INSTRUCTIONS TO FOLLOW:
Write out all of the records precisely. Skip anything that is a picture.
# # # # # # #
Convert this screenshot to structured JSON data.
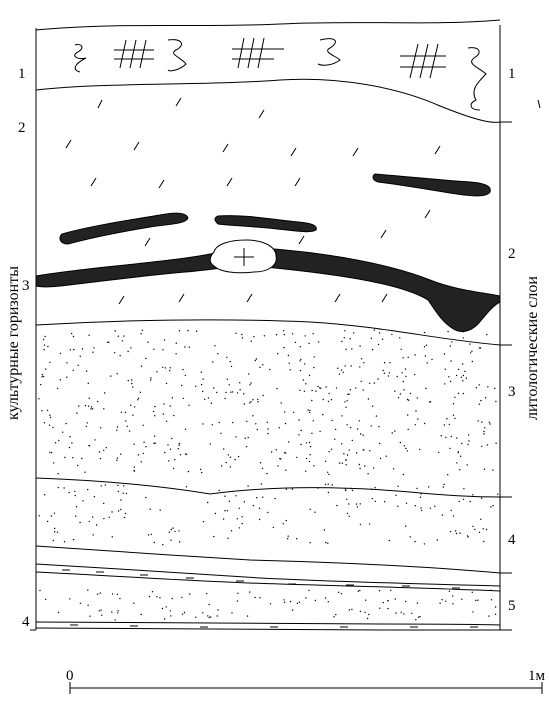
{
  "figure": {
    "left_axis_title": "культурные горизонты",
    "right_axis_title": "литологические слои",
    "cultural_horizons": [
      "1",
      "2",
      "3",
      "4"
    ],
    "lithological_layers": [
      "1",
      "2",
      "3",
      "4",
      "5"
    ],
    "scale": {
      "start": "0",
      "end": "1м"
    }
  }
}
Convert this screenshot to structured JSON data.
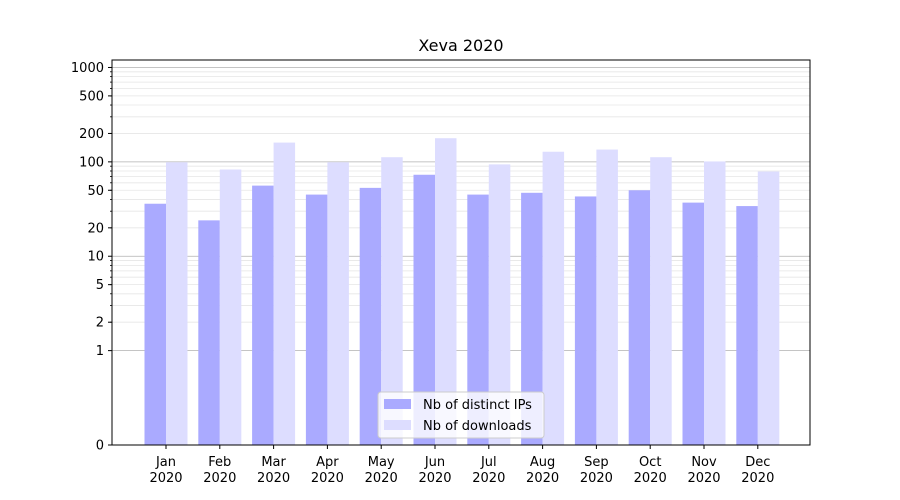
{
  "chart_data": {
    "type": "bar",
    "title": "Xeva 2020",
    "xlabel": "",
    "ylabel": "",
    "yscale": "symlog",
    "ylim": [
      0,
      1200
    ],
    "yticks": [
      0,
      1,
      2,
      5,
      10,
      20,
      50,
      100,
      200,
      500,
      1000
    ],
    "ytick_labels": [
      "0",
      "1",
      "2",
      "5",
      "10",
      "20",
      "50",
      "100",
      "200",
      "500",
      "1000"
    ],
    "grid": true,
    "legend_position": "bottom-center",
    "categories": [
      [
        "Jan",
        "2020"
      ],
      [
        "Feb",
        "2020"
      ],
      [
        "Mar",
        "2020"
      ],
      [
        "Apr",
        "2020"
      ],
      [
        "May",
        "2020"
      ],
      [
        "Jun",
        "2020"
      ],
      [
        "Jul",
        "2020"
      ],
      [
        "Aug",
        "2020"
      ],
      [
        "Sep",
        "2020"
      ],
      [
        "Oct",
        "2020"
      ],
      [
        "Nov",
        "2020"
      ],
      [
        "Dec",
        "2020"
      ]
    ],
    "series": [
      {
        "name": "Nb of distinct IPs",
        "color": "#aaaaff",
        "values": [
          36,
          24,
          56,
          45,
          53,
          73,
          45,
          47,
          43,
          50,
          37,
          34
        ]
      },
      {
        "name": "Nb of downloads",
        "color": "#ddddff",
        "values": [
          99,
          83,
          160,
          99,
          112,
          178,
          94,
          128,
          135,
          112,
          101,
          79
        ]
      }
    ]
  }
}
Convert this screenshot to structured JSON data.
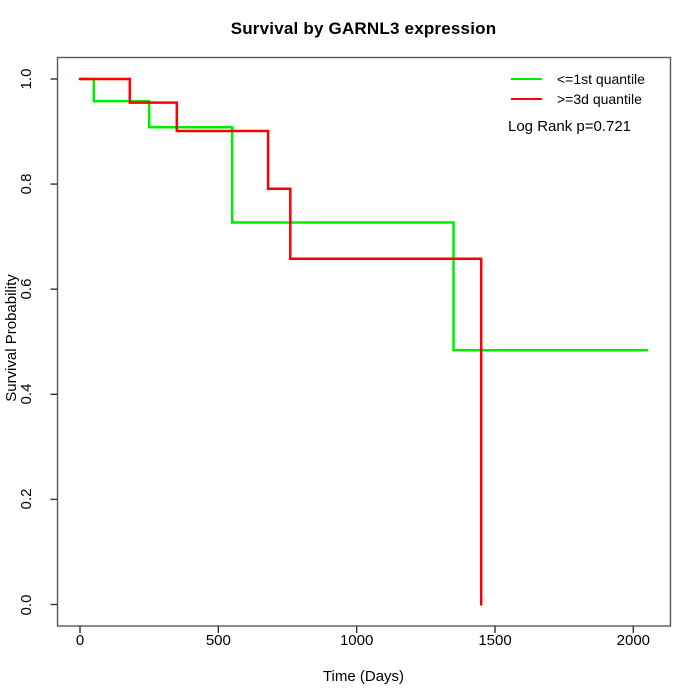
{
  "chart_data": {
    "type": "line",
    "subtype": "kaplan-meier-step",
    "title": "Survival by GARNL3 expression",
    "xlabel": "Time (Days)",
    "ylabel": "Survival Probability",
    "xlim": [
      -81,
      2134
    ],
    "ylim": [
      -0.041,
      1.041
    ],
    "xticks": [
      "0",
      "500",
      "1000",
      "1500",
      "2000"
    ],
    "yticks": [
      "0.0",
      "0.2",
      "0.4",
      "0.6",
      "0.8",
      "1.0"
    ],
    "grid": false,
    "legend_position": "top-right",
    "annotation": "Log Rank p=0.721",
    "box_color": "#595959",
    "tick_color": "#333333",
    "series": [
      {
        "name": "<=1st quantile",
        "color": "#00ee00",
        "x": [
          0,
          50,
          250,
          550,
          1350,
          2050
        ],
        "y": [
          1.0,
          0.958,
          0.908,
          0.727,
          0.484,
          0.484
        ]
      },
      {
        "name": ">=3d quantile",
        "color": "#ff0000",
        "x": [
          0,
          180,
          350,
          680,
          760,
          1450
        ],
        "y": [
          1.0,
          0.955,
          0.901,
          0.791,
          0.658,
          0.0
        ]
      }
    ]
  }
}
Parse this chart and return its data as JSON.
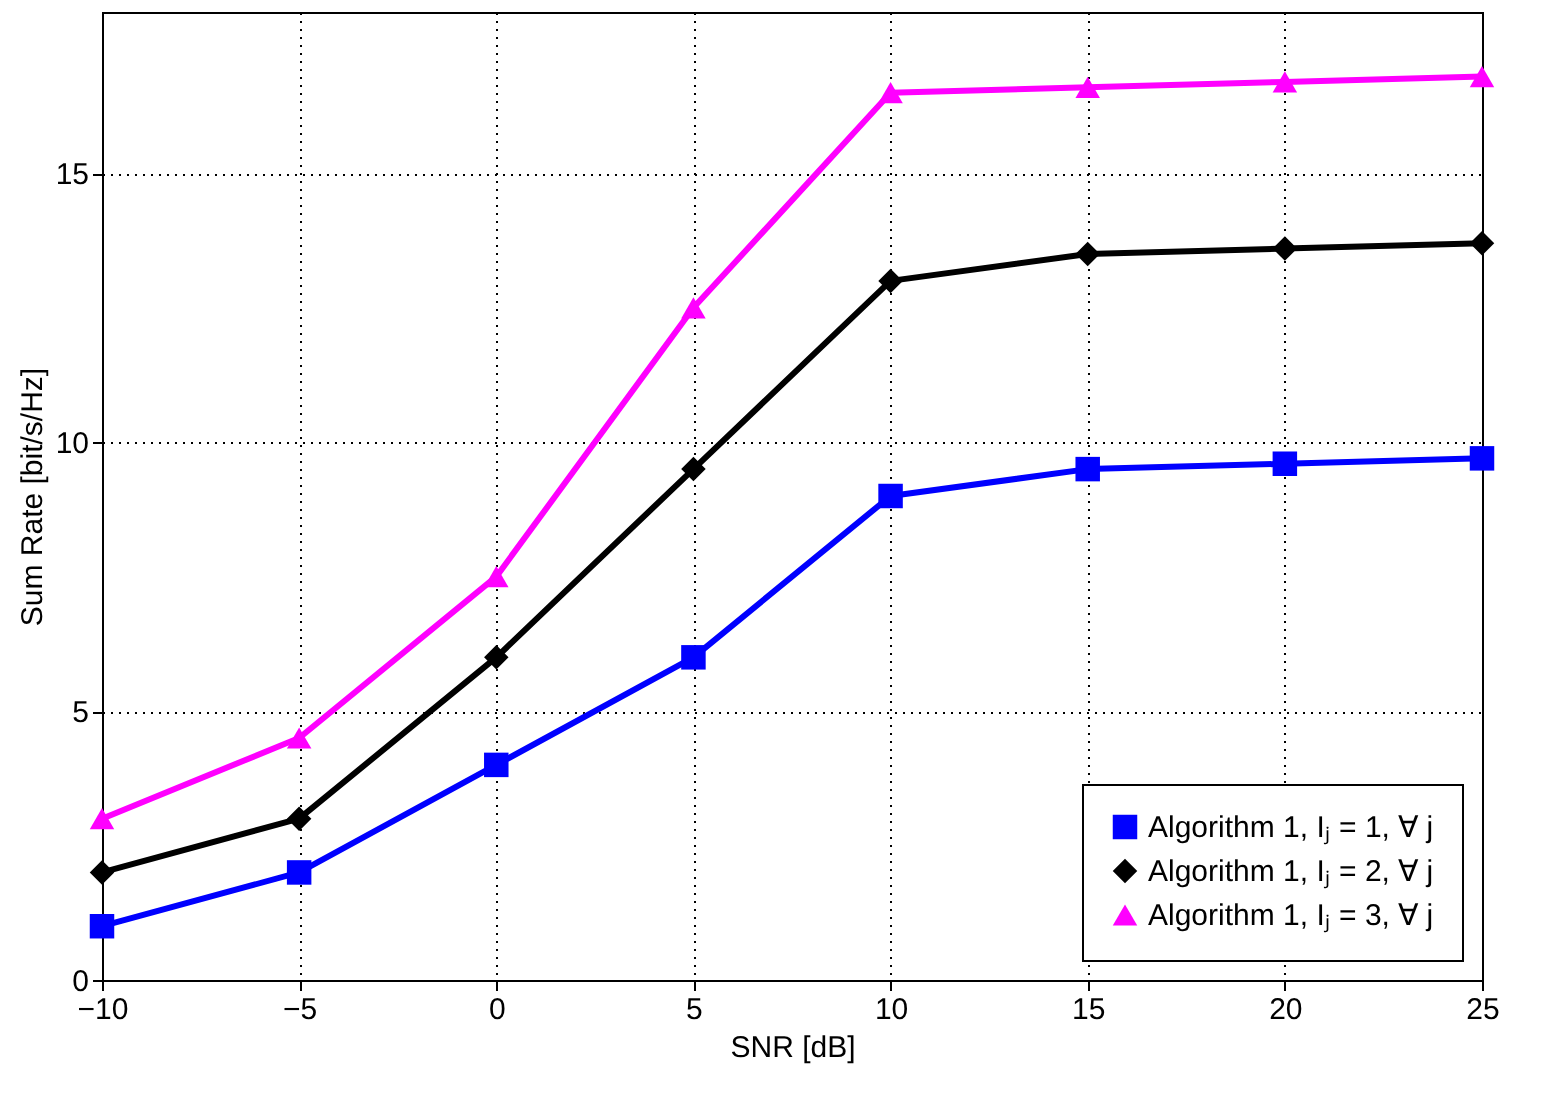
{
  "chart_data": {
    "type": "line",
    "xlabel": "SNR [dB]",
    "ylabel": "Sum Rate [bit/s/Hz]",
    "x": [
      -10,
      -5,
      0,
      5,
      10,
      15,
      20,
      25
    ],
    "series": [
      {
        "name": "Algorithm 1, Iⱼ = 1, ∀ j",
        "color": "#0000ff",
        "marker": "square",
        "values": [
          1,
          2,
          4,
          6,
          9,
          9.5,
          9.6,
          9.7
        ]
      },
      {
        "name": "Algorithm 1, Iⱼ = 2, ∀ j",
        "color": "#000000",
        "marker": "diamond",
        "values": [
          2,
          3,
          6,
          9.5,
          13,
          13.5,
          13.6,
          13.7
        ]
      },
      {
        "name": "Algorithm 1, Iⱼ = 3, ∀ j",
        "color": "#ff00ff",
        "marker": "triangle",
        "values": [
          3,
          4.5,
          7.5,
          12.5,
          16.5,
          16.6,
          16.7,
          16.8
        ]
      }
    ],
    "xlim": [
      -10,
      25
    ],
    "xticks": [
      -10,
      -5,
      0,
      5,
      10,
      15,
      20,
      25
    ],
    "ylim": [
      0,
      18
    ],
    "yticks": [
      0,
      5,
      10,
      15
    ],
    "grid": true,
    "legend": "bottom right",
    "line_style": "solid"
  }
}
# # # # # # #
PROBLEM SOLUTION:
Convert this screenshot to structured JSON data.
{
  "figure": {
    "left_axis_title": "культурные горизонты",
    "right_axis_title": "литологические слои",
    "cultural_horizons": [
      "1",
      "2",
      "3",
      "4"
    ],
    "lithological_layers": [
      "1",
      "2",
      "3",
      "4",
      "5"
    ],
    "scale": {
      "start": "0",
      "end": "1м"
    }
  }
}
Convert this screenshot to structured JSON data.
{
  "chart_data": {
    "type": "bar",
    "title": "Xeva 2020",
    "xlabel": "",
    "ylabel": "",
    "yscale": "symlog",
    "ylim": [
      0,
      1200
    ],
    "yticks": [
      0,
      1,
      2,
      5,
      10,
      20,
      50,
      100,
      200,
      500,
      1000
    ],
    "ytick_labels": [
      "0",
      "1",
      "2",
      "5",
      "10",
      "20",
      "50",
      "100",
      "200",
      "500",
      "1000"
    ],
    "grid": true,
    "legend_position": "bottom-center",
    "categories": [
      [
        "Jan",
        "2020"
      ],
      [
        "Feb",
        "2020"
      ],
      [
        "Mar",
        "2020"
      ],
      [
        "Apr",
        "2020"
      ],
      [
        "May",
        "2020"
      ],
      [
        "Jun",
        "2020"
      ],
      [
        "Jul",
        "2020"
      ],
      [
        "Aug",
        "2020"
      ],
      [
        "Sep",
        "2020"
      ],
      [
        "Oct",
        "2020"
      ],
      [
        "Nov",
        "2020"
      ],
      [
        "Dec",
        "2020"
      ]
    ],
    "series": [
      {
        "name": "Nb of distinct IPs",
        "color": "#aaaaff",
        "values": [
          36,
          24,
          56,
          45,
          53,
          73,
          45,
          47,
          43,
          50,
          37,
          34
        ]
      },
      {
        "name": "Nb of downloads",
        "color": "#ddddff",
        "values": [
          99,
          83,
          160,
          99,
          112,
          178,
          94,
          128,
          135,
          112,
          101,
          79
        ]
      }
    ]
  }
}
Convert this screenshot to structured JSON data.
{
  "chart_data": {
    "type": "line",
    "subtype": "kaplan-meier-step",
    "title": "Survival by GARNL3 expression",
    "xlabel": "Time (Days)",
    "ylabel": "Survival Probability",
    "xlim": [
      -81,
      2134
    ],
    "ylim": [
      -0.041,
      1.041
    ],
    "xticks": [
      "0",
      "500",
      "1000",
      "1500",
      "2000"
    ],
    "yticks": [
      "0.0",
      "0.2",
      "0.4",
      "0.6",
      "0.8",
      "1.0"
    ],
    "grid": false,
    "legend_position": "top-right",
    "annotation": "Log Rank p=0.721",
    "box_color": "#595959",
    "tick_color": "#333333",
    "series": [
      {
        "name": "<=1st quantile",
        "color": "#00ee00",
        "x": [
          0,
          50,
          250,
          550,
          1350,
          2050
        ],
        "y": [
          1.0,
          0.958,
          0.908,
          0.727,
          0.484,
          0.484
        ]
      },
      {
        "name": ">=3d quantile",
        "color": "#ff0000",
        "x": [
          0,
          180,
          350,
          680,
          760,
          1450
        ],
        "y": [
          1.0,
          0.955,
          0.901,
          0.791,
          0.658,
          0.0
        ]
      }
    ]
  }
}
Parse this chart and return its data as JSON.
{
  "chart_data": {
    "type": "line",
    "xlabel": "SNR [dB]",
    "ylabel": "Sum Rate [bit/s/Hz]",
    "x": [
      -10,
      -5,
      0,
      5,
      10,
      15,
      20,
      25
    ],
    "series": [
      {
        "name": "Algorithm 1, Iⱼ = 1, ∀ j",
        "color": "#0000ff",
        "marker": "square",
        "values": [
          1,
          2,
          4,
          6,
          9,
          9.5,
          9.6,
          9.7
        ]
      },
      {
        "name": "Algorithm 1, Iⱼ = 2, ∀ j",
        "color": "#000000",
        "marker": "diamond",
        "values": [
          2,
          3,
          6,
          9.5,
          13,
          13.5,
          13.6,
          13.7
        ]
      },
      {
        "name": "Algorithm 1, Iⱼ = 3, ∀ j",
        "color": "#ff00ff",
        "marker": "triangle",
        "values": [
          3,
          4.5,
          7.5,
          12.5,
          16.5,
          16.6,
          16.7,
          16.8
        ]
      }
    ],
    "xlim": [
      -10,
      25
    ],
    "xticks": [
      -10,
      -5,
      0,
      5,
      10,
      15,
      20,
      25
    ],
    "ylim": [
      0,
      18
    ],
    "yticks": [
      0,
      5,
      10,
      15
    ],
    "grid": true,
    "legend": "bottom right",
    "line_style": "solid"
  }
}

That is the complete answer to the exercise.